DOGDAYSの最終回

リコッタ「勇者様が元の世界に帰る条件。
それは、あんまりにも切なくて・・・みんなのために頑張ってくれた勇者様が、一緒に過ごした記憶さえ持ち帰れないなんて、そんなの、絶対におかしいのであります!
悲しいお別れなんて・・・いやなのであります!」

EPISODE 13 「約束」


フィリアンノ城。
泊まっていたガウルとジェノワーズが寝ている中、シンクは机に持ち物を広げ、窓の外を見ていた。

その後、シンクとミルヒは花畑で散歩をしていた。
ミルヒ「夏休みって、何日後ぐらいなんですか?」
シンク「えーと・・・地球換算だと、今日は4月4日だから・・・100日ちょっとくらいかな」
ミルヒ「100日・・・ですか。そんなに会えないと、さみしいですね」
シンク「でも、2,3日の滞在なら連休もあるし、緊急の時ならいつでもお呼ばれするから」
ミルヒ「はい・・・ありがとう、シンク」
シンク「ところで姫様、今日の式典ってホントにやらなきゃダメ・・・?」
ミルヒ「ダメですよ!シンクは勇者様なんですから、お見送りの式典はちゃんとしないとです!」


その後、シンクの送別の式典が開かれた。

---------------

• 課題概要 A: 一覧の先頭から「- tree-node[interactable]: +8. Педагогам」を含む行までを、両端の行も含めて書き直すこと。その際「interactable」を「clickable」に置き換え、ほかはすべてそのままにすること。

---------------

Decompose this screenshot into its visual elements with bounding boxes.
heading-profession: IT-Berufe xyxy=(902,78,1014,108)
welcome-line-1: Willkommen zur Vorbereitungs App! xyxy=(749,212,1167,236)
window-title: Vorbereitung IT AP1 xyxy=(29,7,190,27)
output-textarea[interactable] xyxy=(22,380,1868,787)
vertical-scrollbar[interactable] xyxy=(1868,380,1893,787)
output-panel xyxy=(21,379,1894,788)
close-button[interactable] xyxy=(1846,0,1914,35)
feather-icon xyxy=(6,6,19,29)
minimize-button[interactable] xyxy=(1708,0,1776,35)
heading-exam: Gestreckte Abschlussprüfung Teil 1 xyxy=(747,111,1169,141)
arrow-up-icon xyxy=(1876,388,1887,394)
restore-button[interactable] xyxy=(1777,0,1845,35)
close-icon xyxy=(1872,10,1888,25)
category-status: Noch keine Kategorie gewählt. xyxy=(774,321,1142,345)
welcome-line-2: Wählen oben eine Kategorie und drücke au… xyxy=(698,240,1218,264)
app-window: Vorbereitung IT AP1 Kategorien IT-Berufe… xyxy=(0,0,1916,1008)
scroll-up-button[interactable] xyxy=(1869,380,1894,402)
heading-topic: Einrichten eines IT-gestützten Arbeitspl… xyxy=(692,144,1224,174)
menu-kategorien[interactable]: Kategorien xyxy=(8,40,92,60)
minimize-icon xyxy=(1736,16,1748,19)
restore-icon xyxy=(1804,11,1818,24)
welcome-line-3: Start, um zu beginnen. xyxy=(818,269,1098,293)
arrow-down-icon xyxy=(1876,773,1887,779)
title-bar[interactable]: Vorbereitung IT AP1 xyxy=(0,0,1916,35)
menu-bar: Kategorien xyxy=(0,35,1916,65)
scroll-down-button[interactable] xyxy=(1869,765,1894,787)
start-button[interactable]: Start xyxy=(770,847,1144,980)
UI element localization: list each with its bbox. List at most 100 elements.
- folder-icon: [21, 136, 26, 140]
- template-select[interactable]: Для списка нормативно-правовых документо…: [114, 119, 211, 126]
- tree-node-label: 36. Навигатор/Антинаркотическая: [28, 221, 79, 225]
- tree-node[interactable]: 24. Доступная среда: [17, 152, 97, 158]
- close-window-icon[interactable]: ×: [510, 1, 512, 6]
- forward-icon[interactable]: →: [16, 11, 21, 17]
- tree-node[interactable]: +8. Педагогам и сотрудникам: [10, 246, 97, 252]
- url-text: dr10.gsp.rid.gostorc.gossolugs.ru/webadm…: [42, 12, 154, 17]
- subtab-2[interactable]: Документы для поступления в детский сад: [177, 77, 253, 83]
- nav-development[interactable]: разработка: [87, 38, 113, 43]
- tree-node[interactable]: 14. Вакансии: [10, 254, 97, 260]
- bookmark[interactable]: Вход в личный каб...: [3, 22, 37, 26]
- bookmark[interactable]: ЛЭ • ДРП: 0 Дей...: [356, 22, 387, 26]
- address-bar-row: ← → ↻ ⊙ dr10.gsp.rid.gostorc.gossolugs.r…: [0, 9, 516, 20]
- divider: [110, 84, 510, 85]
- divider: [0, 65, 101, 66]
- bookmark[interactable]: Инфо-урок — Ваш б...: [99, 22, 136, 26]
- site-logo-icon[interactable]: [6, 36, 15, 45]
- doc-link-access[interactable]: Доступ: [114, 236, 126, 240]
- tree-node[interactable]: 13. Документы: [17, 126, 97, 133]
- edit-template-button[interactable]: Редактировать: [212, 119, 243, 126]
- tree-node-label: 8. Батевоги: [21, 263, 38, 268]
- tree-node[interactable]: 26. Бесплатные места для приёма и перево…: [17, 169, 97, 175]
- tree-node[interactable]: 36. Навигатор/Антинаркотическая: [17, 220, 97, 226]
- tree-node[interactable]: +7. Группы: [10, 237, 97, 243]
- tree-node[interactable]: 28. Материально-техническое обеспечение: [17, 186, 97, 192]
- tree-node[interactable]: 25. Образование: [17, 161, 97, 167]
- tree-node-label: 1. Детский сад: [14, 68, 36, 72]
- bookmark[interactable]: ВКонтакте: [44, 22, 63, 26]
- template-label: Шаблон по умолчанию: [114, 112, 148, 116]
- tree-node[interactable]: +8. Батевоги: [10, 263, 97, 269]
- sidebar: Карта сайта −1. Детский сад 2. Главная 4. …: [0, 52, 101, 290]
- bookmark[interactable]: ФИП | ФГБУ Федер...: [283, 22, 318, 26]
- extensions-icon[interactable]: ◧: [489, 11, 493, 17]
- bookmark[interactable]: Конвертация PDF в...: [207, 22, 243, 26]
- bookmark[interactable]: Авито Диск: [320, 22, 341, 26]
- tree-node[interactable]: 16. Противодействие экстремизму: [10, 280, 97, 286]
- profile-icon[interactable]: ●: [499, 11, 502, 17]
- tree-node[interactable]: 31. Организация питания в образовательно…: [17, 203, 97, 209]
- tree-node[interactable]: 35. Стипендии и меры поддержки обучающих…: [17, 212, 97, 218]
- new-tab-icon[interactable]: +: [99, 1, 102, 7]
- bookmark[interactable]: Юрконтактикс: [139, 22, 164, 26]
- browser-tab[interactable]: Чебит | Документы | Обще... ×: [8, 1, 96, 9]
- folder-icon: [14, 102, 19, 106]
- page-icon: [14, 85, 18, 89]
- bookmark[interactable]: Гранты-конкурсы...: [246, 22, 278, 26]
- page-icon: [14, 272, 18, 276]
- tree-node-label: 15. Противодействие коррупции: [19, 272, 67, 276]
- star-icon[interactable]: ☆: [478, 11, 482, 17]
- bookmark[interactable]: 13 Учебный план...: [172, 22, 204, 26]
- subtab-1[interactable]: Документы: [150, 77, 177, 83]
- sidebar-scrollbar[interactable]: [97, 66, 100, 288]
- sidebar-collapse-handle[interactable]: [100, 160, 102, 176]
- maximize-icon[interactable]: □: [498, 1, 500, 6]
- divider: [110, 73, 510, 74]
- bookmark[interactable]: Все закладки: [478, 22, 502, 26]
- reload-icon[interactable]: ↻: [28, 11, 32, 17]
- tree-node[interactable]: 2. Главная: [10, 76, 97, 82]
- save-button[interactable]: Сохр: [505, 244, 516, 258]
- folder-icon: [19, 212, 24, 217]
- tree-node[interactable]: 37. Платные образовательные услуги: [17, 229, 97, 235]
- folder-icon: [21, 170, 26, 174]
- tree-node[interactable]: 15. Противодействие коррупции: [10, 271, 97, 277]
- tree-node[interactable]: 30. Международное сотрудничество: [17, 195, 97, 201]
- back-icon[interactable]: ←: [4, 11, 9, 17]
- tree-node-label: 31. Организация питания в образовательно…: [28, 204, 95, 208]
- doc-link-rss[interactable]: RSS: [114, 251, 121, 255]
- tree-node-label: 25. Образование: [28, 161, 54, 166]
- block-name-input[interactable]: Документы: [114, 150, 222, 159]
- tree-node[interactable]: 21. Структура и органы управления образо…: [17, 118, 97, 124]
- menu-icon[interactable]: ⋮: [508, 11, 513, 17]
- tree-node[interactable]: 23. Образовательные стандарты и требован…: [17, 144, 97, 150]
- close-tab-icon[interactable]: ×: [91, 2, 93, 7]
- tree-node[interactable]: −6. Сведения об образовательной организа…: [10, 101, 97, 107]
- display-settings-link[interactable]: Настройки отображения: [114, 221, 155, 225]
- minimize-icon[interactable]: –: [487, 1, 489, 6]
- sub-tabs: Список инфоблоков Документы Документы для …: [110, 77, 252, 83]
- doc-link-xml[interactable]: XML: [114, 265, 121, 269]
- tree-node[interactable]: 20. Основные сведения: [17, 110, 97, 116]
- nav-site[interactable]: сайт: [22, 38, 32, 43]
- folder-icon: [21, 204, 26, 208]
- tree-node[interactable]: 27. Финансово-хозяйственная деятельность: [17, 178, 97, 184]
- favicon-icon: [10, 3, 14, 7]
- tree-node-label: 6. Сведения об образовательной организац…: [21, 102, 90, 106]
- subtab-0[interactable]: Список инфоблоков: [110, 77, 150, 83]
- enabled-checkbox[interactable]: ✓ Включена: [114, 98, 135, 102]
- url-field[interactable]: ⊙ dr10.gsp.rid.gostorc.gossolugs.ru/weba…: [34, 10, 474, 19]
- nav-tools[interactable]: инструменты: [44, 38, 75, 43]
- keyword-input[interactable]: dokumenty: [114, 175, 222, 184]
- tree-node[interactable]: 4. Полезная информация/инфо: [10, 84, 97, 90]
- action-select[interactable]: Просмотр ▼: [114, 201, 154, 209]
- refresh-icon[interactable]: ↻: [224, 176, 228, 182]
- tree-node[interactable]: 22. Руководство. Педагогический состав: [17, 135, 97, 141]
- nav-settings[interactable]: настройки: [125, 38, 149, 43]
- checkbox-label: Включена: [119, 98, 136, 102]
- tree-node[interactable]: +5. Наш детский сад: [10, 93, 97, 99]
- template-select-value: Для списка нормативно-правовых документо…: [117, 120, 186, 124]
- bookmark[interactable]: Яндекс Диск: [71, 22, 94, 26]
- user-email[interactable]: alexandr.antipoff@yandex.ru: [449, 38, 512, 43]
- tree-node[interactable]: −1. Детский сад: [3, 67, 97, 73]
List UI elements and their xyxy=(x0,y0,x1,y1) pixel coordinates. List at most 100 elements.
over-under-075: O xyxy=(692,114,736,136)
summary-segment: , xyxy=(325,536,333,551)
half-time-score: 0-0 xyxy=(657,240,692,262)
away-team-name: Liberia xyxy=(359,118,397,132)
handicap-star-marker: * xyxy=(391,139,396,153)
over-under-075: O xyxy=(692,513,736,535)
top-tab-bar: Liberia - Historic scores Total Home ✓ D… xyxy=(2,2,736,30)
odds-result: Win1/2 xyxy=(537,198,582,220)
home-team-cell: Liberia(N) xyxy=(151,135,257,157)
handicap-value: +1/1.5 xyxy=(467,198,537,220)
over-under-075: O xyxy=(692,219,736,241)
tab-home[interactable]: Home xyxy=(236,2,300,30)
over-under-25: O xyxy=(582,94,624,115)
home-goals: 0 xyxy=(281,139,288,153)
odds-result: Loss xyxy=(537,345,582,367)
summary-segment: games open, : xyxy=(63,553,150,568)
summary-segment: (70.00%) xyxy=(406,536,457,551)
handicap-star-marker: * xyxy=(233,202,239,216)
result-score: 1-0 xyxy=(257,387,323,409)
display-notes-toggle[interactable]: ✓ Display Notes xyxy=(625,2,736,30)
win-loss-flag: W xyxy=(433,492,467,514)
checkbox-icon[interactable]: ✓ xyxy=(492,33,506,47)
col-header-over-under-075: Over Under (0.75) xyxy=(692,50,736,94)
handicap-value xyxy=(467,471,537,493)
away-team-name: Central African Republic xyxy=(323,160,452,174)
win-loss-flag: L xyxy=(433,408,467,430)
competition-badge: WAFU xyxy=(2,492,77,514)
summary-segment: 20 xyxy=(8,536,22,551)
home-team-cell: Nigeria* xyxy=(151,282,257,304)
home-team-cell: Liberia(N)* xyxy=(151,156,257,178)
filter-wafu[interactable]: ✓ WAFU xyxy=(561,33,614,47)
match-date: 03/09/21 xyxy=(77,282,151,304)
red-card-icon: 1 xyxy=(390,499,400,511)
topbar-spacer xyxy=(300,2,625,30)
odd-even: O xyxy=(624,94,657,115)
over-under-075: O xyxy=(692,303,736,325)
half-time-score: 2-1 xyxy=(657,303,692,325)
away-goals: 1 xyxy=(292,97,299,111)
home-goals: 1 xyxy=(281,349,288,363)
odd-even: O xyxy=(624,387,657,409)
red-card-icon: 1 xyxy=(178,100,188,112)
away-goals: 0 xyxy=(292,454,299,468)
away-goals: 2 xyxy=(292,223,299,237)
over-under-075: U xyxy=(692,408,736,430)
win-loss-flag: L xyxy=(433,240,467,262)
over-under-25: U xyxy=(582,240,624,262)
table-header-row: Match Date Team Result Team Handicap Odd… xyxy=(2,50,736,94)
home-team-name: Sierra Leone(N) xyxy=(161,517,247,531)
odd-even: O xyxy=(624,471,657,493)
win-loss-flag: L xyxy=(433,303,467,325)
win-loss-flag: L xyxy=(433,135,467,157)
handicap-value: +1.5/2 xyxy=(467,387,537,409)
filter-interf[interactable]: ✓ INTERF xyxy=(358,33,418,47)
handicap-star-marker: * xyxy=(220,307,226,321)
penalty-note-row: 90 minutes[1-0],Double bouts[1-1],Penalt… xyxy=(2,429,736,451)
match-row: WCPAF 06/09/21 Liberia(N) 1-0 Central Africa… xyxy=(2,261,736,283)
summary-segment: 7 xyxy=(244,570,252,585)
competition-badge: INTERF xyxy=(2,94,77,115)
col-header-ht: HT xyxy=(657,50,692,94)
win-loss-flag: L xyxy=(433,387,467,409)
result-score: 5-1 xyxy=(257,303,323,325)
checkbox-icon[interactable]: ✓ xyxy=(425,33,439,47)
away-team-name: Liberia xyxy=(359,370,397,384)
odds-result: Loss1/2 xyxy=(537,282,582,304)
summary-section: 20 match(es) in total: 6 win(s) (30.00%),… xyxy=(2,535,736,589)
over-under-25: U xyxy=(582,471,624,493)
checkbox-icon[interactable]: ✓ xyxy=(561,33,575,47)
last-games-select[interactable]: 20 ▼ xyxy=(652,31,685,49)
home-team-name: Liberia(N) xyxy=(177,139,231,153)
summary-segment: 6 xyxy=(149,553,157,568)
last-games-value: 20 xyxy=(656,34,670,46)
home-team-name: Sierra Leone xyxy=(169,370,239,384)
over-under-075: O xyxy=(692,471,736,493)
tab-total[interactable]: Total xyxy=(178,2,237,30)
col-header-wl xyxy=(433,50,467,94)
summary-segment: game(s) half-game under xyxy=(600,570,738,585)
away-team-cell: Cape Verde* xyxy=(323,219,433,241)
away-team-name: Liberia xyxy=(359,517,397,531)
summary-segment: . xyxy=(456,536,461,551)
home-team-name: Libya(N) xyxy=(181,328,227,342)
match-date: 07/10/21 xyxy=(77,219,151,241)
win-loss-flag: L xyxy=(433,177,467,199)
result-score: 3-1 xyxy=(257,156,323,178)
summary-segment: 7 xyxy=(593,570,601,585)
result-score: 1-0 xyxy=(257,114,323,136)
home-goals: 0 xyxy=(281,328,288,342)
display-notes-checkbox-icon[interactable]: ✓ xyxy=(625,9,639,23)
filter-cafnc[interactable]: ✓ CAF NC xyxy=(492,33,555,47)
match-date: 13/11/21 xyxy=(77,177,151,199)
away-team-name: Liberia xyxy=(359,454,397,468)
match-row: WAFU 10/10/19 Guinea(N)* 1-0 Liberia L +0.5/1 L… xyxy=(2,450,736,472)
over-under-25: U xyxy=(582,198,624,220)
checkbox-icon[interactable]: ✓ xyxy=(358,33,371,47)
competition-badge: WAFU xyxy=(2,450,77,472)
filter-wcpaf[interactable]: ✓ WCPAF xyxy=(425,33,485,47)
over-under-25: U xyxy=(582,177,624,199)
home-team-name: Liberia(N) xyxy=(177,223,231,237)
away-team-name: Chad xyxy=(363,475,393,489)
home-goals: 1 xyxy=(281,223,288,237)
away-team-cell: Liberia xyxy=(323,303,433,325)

---------------

• 課題概要 B: DOGDAYS最終回の文章を、最後の一文の後から書き継ぐこと。

• 演習結果 A:
Decompose this screenshot into its visual elements with bounding boxes.
heading-profession: IT-Berufe xyxy=(902,78,1014,108)
welcome-line-1: Willkommen zur Vorbereitungs App! xyxy=(749,212,1167,236)
window-title: Vorbereitung IT AP1 xyxy=(29,7,190,27)
output-textarea[clickable] xyxy=(22,380,1868,787)
vertical-scrollbar[clickable] xyxy=(1868,380,1893,787)
output-panel xyxy=(21,379,1894,788)
close-button[clickable] xyxy=(1846,0,1914,35)
feather-icon xyxy=(6,6,19,29)
minimize-button[clickable] xyxy=(1708,0,1776,35)
heading-exam: Gestreckte Abschlussprüfung Teil 1 xyxy=(747,111,1169,141)
arrow-up-icon xyxy=(1876,388,1887,394)
restore-button[clickable] xyxy=(1777,0,1845,35)
close-icon xyxy=(1872,10,1888,25)
category-status: Noch keine Kategorie gewählt. xyxy=(774,321,1142,345)
welcome-line-2: Wählen oben eine Kategorie und drücke au… xyxy=(698,240,1218,264)
app-window: Vorbereitung IT AP1 Kategorien IT-Berufe… xyxy=(0,0,1916,1008)
scroll-up-button[clickable] xyxy=(1869,380,1894,402)
heading-topic: Einrichten eines IT-gestützten Arbeitspl… xyxy=(692,144,1224,174)
menu-kategorien[clickable]: Kategorien xyxy=(8,40,92,60)
minimize-icon xyxy=(1736,16,1748,19)
restore-icon xyxy=(1804,11,1818,24)
welcome-line-3: Start, um zu beginnen. xyxy=(818,269,1098,293)
arrow-down-icon xyxy=(1876,773,1887,779)
title-bar[clickable]: Vorbereitung IT AP1 xyxy=(0,0,1916,35)
menu-bar: Kategorien xyxy=(0,35,1916,65)
scroll-down-button[clickable] xyxy=(1869,765,1894,787)
start-button[clickable]: Start xyxy=(770,847,1144,980)
UI element localization: list each with its bbox. List at most 100 elements.
- folder-icon: [21, 136, 26, 140]
- template-select[clickable]: Для списка нормативно-правовых документо…: [114, 119, 211, 126]
- tree-node-label: 36. Навигатор/Антинаркотическая: [28, 221, 79, 225]
- tree-node[clickable]: 24. Доступная среда: [17, 152, 97, 158]
- close-window-icon[clickable]: ×: [510, 1, 512, 6]
- forward-icon[clickable]: →: [16, 11, 21, 17]
- tree-node[clickable]: +8. Педагогам и сотрудникам: [10, 246, 97, 252]

• 演習結果 B:
老臣「ビスコッティの勇者シンクは、召喚の役目をひとまず終え、本日、故郷へと帰還される。勇者の剣、神剣パラディオンを、召喚主ミルフィオーレ姫へ」

ミルヒがシンクの手からパラディオンの指輪を外した。


図書館。
リコッタは一人、書物を調べていた。
リコッタ(まだもう少し・・・後もう少し・・・もうちょっとだけ待って欲しいであります・・・
勇者様と悲しいお別れをしなくてすむ方法・・・このページをめくれば・・・次の資料を探せば・・・見つかるかもしれないのであります・・・だから、まだ・・・」


シンク「リコ」
シンクが来ると、リコッタは涙を零しだした。

リコッタ「・・・ごめんなさい・・・ごめんなさいであります」
シンク「リコ・・・」
リコ「見つけられなかったであります・・・自分はやっぱり・・・ダメな子であります・・・」
シンク「そんな事ないよ。リコ・・・こんなに頑張ってくれた。僕は、思い出も何も持ち帰れないのかもしれないけど・・・だけど、それでも・・・絶対に忘れないし、きっと思いだすから」
リコッタ「勇者様・・・」
シンク「あ、そうだ。リコにプレゼントがあるんだ」
「これ、4色ボールペンと、あとポータブルスピーカー」
リコッタ「あ・・・」
シンク「流石に携帯は駄目だけど・・・これなら分解して遊べるんじゃないかなっって」
リコッタ「分解とかは・・・しないであります・・・大事に預かっておくであります・・・
ずっと・・・ずーっと・・・」
シンクはリコッタの頭を撫でた。


シンクとエクレールが、ハーランで召喚台に向かっていた。

エクレール「全く!最後まで貴様のお守りとはな」
シンク「そう言うなって!見送ってくれるのがエクレで、僕は嬉しいよ」
エクレール「あ・・・姫様はもう、召喚台で送還の準備をされておられる、我々もあんまりのんびりはしておれん」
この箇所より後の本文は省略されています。